== Exercise description ==
Retype the entries exactly, starting at the first line and ending at the line that contains "author-name[interactable]: SUNANDA SHARMA", with both ends included.

▬▬▬▬▬▬

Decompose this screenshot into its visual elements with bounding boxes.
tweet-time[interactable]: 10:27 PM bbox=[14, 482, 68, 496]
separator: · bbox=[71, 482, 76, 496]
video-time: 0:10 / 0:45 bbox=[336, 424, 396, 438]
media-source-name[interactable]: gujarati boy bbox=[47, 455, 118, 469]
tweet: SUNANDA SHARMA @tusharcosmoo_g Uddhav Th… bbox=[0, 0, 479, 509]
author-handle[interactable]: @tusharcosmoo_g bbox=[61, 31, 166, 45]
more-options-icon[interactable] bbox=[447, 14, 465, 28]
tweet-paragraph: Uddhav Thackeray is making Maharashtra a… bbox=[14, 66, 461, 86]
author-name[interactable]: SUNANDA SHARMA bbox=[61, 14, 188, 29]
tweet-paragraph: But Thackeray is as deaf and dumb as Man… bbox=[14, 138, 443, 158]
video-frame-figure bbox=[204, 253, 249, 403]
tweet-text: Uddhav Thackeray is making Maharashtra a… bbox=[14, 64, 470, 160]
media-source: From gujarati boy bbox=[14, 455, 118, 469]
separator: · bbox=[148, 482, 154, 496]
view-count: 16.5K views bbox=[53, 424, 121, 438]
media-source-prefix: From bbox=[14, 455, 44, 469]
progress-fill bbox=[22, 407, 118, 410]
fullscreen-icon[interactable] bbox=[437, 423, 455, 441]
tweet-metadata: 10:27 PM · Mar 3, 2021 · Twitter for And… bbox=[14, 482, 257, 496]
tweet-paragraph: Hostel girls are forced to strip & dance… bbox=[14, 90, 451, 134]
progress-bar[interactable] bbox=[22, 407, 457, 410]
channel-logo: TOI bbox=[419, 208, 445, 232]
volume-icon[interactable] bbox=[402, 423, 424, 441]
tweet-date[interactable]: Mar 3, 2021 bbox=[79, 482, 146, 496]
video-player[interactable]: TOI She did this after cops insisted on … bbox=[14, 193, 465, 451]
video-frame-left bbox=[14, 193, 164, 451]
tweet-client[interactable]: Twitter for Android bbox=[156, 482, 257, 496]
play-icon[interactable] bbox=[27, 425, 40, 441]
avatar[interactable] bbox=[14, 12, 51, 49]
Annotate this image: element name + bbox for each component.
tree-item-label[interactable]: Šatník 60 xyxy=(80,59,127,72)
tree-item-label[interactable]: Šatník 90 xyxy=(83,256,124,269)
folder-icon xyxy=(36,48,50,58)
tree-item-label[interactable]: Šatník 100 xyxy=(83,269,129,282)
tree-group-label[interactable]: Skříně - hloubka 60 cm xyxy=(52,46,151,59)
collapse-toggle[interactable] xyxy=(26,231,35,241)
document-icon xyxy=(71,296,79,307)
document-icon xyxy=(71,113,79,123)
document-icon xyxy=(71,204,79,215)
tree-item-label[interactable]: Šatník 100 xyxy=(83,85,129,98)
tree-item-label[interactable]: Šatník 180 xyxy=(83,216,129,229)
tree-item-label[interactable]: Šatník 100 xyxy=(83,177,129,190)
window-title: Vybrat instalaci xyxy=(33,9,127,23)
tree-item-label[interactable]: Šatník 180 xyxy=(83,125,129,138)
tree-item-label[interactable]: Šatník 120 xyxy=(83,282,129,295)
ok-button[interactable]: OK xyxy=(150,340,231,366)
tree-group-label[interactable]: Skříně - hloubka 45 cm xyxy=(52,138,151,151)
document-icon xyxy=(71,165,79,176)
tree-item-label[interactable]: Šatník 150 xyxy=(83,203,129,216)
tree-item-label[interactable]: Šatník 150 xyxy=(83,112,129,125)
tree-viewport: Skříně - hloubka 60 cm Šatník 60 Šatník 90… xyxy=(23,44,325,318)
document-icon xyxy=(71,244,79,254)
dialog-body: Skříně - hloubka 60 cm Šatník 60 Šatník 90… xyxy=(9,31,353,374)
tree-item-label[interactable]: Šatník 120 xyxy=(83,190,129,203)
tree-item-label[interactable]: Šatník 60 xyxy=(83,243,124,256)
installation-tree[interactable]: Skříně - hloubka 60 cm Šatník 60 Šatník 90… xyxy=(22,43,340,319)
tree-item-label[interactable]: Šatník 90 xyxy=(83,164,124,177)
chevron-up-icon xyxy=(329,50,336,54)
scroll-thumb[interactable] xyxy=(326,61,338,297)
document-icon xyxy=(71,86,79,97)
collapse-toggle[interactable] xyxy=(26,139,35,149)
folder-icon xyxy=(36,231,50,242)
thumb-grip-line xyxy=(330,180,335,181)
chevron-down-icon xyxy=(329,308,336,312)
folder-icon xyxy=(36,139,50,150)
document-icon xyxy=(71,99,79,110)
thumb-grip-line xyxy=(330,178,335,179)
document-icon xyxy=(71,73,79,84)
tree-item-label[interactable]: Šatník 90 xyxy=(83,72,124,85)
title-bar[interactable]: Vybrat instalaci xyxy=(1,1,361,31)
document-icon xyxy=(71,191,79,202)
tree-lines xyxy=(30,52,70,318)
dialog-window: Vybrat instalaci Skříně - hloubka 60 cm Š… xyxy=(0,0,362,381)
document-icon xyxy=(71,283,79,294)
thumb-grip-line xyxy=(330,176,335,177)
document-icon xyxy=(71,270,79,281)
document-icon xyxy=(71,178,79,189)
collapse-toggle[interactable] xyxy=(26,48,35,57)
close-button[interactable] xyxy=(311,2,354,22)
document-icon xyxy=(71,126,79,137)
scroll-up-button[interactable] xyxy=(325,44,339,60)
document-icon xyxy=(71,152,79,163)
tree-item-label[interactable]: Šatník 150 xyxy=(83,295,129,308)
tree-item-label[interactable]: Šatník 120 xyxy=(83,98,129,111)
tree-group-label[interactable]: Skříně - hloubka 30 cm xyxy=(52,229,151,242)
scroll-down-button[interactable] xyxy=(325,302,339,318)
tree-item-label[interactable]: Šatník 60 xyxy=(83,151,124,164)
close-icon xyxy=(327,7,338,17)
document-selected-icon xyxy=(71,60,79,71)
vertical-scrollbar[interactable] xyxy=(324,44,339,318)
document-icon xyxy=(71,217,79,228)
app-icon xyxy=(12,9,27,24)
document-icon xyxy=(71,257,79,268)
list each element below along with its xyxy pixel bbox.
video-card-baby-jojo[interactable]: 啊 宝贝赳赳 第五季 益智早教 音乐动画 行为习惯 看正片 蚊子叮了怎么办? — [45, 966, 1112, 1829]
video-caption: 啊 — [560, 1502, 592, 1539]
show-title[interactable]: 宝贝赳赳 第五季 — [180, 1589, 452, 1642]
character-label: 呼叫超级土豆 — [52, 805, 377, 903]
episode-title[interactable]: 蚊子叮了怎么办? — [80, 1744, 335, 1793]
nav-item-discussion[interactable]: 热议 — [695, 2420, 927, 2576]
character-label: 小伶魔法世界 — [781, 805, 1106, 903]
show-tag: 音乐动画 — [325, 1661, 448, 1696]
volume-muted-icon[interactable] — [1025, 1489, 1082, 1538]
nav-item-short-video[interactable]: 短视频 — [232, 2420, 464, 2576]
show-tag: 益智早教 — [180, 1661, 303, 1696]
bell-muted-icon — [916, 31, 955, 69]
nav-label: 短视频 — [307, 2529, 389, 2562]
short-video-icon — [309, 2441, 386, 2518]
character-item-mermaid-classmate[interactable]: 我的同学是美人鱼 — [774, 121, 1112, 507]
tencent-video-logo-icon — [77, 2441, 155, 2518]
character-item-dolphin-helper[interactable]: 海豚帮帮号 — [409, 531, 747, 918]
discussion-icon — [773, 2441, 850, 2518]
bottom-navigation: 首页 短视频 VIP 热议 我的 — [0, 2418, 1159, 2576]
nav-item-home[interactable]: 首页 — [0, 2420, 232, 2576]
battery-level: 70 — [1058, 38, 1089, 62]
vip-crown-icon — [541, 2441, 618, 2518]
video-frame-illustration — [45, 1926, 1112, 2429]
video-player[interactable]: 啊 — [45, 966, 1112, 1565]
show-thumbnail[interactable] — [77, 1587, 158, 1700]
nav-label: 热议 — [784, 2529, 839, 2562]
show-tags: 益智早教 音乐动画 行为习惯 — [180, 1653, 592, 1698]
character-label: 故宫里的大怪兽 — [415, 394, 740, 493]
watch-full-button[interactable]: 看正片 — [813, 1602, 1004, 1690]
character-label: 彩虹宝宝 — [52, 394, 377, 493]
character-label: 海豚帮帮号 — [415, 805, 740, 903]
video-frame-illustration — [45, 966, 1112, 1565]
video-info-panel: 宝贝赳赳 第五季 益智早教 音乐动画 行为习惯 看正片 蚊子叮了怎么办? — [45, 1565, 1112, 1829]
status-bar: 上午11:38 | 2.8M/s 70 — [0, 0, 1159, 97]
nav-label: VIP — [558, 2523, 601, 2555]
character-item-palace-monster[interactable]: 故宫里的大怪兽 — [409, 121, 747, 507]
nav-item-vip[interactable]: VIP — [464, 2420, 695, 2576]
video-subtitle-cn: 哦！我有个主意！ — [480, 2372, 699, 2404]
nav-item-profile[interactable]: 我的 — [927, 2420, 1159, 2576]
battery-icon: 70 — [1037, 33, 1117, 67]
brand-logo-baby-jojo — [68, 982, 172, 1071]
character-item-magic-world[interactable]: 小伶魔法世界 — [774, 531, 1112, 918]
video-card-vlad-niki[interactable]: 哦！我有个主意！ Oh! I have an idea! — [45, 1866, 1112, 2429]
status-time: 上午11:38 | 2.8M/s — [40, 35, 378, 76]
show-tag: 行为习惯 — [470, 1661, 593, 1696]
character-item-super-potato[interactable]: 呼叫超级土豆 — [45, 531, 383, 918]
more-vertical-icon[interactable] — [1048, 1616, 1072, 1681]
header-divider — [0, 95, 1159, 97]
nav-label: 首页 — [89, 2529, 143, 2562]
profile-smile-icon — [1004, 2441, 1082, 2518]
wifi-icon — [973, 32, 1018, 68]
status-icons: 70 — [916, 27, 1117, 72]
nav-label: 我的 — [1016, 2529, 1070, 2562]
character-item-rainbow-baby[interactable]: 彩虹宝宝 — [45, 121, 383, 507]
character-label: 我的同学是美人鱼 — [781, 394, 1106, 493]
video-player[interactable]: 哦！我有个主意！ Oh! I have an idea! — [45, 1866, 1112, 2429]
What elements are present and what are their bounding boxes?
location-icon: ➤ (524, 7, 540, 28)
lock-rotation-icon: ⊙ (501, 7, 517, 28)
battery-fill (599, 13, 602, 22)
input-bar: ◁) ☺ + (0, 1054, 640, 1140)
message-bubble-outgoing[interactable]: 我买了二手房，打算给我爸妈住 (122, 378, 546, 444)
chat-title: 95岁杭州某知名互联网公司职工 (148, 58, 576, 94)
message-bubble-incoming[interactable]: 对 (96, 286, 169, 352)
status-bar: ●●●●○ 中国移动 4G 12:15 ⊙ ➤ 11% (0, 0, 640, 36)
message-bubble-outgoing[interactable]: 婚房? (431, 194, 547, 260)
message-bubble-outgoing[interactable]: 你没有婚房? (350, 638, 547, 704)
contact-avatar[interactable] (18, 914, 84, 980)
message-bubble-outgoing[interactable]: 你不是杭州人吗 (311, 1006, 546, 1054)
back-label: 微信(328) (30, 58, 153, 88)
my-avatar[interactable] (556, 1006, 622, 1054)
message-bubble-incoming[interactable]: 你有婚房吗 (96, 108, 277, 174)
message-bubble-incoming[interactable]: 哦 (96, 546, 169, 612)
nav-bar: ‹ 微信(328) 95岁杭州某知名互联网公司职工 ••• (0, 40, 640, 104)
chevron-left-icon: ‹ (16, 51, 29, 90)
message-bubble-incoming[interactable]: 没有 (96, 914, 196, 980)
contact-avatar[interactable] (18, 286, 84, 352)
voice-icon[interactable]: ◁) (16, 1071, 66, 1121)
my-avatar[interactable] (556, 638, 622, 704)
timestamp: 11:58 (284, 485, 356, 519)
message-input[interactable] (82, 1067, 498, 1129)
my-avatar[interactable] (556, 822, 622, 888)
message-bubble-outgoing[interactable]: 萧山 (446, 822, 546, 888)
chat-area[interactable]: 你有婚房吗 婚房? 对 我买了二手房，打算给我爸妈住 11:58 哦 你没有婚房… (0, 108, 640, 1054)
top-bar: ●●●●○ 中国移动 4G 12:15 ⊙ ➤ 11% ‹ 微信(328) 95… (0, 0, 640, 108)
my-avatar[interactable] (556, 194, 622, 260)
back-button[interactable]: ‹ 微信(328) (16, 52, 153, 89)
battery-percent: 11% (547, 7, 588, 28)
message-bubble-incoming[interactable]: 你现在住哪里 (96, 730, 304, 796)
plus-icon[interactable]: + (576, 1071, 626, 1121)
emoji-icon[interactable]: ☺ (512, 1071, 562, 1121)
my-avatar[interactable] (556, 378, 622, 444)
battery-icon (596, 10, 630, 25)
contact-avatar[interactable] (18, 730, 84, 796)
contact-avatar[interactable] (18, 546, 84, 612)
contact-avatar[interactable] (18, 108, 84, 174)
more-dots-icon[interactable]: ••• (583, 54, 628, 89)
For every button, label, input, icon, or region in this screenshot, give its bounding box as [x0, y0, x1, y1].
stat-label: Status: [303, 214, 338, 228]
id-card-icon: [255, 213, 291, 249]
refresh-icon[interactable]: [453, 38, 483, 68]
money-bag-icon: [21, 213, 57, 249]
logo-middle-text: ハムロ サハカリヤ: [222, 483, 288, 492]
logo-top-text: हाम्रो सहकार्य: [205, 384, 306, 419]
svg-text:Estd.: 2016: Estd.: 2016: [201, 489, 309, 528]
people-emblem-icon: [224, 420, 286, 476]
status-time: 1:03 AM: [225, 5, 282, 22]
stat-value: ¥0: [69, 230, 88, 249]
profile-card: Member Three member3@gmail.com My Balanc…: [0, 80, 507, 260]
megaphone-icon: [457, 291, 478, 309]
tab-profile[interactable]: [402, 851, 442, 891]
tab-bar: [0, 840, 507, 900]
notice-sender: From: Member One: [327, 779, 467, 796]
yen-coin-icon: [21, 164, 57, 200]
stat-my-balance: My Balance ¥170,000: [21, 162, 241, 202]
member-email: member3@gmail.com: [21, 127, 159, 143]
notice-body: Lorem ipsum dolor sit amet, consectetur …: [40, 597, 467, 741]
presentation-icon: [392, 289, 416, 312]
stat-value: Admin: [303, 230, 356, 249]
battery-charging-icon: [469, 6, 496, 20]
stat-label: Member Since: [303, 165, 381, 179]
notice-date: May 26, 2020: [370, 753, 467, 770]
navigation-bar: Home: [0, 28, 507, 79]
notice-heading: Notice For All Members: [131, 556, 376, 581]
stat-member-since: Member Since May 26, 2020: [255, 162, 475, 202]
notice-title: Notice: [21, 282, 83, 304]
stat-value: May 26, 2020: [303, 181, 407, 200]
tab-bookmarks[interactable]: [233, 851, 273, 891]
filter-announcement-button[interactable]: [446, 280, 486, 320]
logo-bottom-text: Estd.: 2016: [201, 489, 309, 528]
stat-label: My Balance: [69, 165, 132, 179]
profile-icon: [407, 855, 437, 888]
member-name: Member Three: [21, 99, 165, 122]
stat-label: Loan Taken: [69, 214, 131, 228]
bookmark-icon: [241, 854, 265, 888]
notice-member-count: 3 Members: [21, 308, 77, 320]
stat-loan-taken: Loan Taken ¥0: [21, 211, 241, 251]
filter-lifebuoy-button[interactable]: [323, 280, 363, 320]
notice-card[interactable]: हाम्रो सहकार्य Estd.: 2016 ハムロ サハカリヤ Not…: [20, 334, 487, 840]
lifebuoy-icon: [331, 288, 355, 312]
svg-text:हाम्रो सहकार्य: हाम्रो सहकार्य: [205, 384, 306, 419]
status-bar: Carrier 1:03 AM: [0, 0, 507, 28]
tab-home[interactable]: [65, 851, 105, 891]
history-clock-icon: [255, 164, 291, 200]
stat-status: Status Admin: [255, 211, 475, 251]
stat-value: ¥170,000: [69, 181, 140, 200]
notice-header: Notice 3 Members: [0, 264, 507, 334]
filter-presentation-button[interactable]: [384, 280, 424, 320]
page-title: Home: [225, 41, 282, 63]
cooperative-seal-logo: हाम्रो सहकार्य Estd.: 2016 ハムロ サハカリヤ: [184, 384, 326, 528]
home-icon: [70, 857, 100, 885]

▬▬▬▬▬▬

== Response to this exercise ==
Decompose this screenshot into its visual elements with bounding boxes.
tweet-time[interactable]: 10:27 PM bbox=[14, 482, 68, 496]
separator: · bbox=[71, 482, 76, 496]
video-time: 0:10 / 0:45 bbox=[336, 424, 396, 438]
media-source-name[interactable]: gujarati boy bbox=[47, 455, 118, 469]
tweet: SUNANDA SHARMA @tusharcosmoo_g Uddhav Th… bbox=[0, 0, 479, 509]
author-handle[interactable]: @tusharcosmoo_g bbox=[61, 31, 166, 45]
more-options-icon[interactable] bbox=[447, 14, 465, 28]
tweet-paragraph: Uddhav Thackeray is making Maharashtra a… bbox=[14, 66, 461, 86]
author-name[interactable]: SUNANDA SHARMA bbox=[61, 14, 188, 29]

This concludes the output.